** Requirement **
Compile every line that includes the word "sororis".
·····
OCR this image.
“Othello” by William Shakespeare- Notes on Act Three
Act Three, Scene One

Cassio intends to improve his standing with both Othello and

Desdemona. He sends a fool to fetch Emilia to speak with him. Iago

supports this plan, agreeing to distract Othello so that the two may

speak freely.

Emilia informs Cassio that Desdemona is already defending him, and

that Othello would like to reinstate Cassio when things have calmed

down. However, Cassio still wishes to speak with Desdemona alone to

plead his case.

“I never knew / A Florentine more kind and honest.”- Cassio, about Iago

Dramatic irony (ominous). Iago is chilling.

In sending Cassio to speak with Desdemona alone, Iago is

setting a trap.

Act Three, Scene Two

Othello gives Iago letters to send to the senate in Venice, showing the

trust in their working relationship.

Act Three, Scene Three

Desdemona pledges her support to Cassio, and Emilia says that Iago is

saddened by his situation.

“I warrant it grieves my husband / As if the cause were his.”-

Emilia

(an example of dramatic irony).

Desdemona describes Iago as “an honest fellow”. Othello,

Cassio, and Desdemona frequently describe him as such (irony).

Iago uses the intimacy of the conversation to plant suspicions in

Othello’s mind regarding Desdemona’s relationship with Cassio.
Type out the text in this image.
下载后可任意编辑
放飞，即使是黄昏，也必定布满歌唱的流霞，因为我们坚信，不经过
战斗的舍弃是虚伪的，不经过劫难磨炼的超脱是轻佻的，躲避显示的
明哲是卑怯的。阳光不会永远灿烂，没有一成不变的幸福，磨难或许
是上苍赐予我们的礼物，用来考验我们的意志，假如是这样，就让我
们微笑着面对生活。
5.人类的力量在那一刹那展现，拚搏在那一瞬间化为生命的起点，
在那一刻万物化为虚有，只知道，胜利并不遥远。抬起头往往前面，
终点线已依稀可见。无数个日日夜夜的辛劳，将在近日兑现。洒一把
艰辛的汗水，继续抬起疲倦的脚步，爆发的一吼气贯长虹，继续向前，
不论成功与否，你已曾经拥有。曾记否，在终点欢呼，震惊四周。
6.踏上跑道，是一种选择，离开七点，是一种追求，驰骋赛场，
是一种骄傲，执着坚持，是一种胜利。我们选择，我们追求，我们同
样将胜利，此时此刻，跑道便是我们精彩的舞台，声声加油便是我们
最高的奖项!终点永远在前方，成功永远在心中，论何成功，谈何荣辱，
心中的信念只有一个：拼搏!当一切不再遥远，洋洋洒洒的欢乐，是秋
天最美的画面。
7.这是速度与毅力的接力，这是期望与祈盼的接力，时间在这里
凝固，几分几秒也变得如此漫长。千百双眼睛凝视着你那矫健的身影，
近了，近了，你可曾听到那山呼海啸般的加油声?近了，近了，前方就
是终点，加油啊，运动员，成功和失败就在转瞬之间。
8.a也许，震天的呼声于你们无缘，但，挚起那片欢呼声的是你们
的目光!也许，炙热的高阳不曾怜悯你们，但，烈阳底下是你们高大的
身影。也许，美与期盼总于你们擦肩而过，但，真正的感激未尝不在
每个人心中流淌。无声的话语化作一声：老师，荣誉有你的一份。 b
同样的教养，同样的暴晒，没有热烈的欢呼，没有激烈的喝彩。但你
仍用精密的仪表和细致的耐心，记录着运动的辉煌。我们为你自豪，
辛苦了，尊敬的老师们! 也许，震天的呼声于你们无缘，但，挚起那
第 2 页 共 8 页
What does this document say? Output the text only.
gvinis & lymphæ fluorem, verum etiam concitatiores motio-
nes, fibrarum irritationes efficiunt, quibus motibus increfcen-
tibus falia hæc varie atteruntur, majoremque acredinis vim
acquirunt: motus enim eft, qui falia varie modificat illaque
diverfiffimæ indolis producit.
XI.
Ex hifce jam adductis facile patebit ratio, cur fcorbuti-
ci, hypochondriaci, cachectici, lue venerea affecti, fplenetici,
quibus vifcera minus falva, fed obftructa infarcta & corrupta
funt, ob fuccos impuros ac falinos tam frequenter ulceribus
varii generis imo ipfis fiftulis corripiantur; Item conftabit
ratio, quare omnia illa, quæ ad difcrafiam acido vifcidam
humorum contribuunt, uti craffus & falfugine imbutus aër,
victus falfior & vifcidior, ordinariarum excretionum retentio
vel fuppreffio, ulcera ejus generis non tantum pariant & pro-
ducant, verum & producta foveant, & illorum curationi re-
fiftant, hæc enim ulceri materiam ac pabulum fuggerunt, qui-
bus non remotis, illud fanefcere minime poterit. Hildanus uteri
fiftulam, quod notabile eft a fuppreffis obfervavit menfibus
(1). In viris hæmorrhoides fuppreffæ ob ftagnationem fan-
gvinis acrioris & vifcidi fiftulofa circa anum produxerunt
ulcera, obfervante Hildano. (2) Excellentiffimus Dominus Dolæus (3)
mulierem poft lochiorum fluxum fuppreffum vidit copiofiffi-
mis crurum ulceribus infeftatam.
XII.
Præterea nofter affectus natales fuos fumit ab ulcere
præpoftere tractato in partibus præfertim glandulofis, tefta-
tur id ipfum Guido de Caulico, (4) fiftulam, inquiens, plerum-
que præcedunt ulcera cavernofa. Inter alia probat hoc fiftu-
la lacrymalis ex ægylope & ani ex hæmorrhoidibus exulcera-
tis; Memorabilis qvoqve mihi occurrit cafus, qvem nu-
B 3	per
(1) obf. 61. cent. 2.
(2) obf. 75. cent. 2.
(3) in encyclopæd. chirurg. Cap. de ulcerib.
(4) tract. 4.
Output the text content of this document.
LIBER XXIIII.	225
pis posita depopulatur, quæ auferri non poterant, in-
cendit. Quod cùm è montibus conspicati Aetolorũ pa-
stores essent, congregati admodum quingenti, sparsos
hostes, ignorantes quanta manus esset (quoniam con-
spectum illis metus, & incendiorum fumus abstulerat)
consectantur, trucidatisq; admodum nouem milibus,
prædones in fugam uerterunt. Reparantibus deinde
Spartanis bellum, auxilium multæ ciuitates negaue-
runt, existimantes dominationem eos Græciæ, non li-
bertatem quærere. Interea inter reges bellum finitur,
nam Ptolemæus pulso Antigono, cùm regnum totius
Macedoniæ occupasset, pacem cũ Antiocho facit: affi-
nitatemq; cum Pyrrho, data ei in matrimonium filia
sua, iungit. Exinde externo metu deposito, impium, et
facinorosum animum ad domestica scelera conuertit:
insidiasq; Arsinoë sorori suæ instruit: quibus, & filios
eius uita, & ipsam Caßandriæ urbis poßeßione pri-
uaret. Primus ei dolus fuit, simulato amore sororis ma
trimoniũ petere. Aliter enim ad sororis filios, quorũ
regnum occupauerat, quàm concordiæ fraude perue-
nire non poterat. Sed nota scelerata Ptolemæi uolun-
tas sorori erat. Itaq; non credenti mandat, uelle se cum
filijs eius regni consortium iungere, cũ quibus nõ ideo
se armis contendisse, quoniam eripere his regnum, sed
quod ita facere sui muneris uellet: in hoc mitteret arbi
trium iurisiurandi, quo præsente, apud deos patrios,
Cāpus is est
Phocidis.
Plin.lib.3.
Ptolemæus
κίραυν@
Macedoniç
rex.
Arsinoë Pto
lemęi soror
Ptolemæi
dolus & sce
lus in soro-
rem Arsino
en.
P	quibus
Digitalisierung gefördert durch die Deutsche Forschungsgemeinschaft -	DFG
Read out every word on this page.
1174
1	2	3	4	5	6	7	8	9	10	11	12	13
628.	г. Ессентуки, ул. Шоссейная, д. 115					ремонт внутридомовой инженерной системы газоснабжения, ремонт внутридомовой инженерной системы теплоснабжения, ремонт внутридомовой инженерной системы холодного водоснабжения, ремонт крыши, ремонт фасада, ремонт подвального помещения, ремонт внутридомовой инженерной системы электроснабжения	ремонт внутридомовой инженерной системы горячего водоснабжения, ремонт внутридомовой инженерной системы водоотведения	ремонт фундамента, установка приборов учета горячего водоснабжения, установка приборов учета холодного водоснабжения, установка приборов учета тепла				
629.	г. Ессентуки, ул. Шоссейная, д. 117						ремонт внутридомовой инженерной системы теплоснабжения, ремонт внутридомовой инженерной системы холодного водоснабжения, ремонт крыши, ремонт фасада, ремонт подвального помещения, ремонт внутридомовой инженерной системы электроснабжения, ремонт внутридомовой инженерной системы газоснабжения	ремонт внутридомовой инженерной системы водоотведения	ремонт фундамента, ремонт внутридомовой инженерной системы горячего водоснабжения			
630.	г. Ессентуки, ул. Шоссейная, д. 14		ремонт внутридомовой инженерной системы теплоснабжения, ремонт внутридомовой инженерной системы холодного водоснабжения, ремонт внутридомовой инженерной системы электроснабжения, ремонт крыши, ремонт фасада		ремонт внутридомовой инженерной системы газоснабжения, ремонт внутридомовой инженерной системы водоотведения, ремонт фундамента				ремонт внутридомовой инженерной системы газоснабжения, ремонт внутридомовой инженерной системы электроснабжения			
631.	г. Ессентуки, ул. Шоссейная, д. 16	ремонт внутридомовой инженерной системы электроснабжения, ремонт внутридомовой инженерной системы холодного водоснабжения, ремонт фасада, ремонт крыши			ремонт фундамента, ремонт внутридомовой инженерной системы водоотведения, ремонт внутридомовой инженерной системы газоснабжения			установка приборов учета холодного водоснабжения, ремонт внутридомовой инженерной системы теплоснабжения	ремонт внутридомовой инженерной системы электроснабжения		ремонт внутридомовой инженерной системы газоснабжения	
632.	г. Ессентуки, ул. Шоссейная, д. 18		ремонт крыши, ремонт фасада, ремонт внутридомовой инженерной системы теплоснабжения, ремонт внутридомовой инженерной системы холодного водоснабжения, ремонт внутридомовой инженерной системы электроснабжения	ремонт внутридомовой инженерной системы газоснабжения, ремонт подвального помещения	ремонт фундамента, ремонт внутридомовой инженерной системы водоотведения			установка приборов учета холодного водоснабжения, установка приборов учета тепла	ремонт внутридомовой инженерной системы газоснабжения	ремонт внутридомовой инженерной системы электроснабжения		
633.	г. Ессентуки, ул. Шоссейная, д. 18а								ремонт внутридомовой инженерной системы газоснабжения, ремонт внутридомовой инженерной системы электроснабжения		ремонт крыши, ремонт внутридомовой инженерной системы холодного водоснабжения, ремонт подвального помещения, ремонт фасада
·····
** Problem solution **
uaret. Primus ei dolus fuit, simulato amore sororis ma
trimoniũ petere. Aliter enim ad sororis filios, quorũ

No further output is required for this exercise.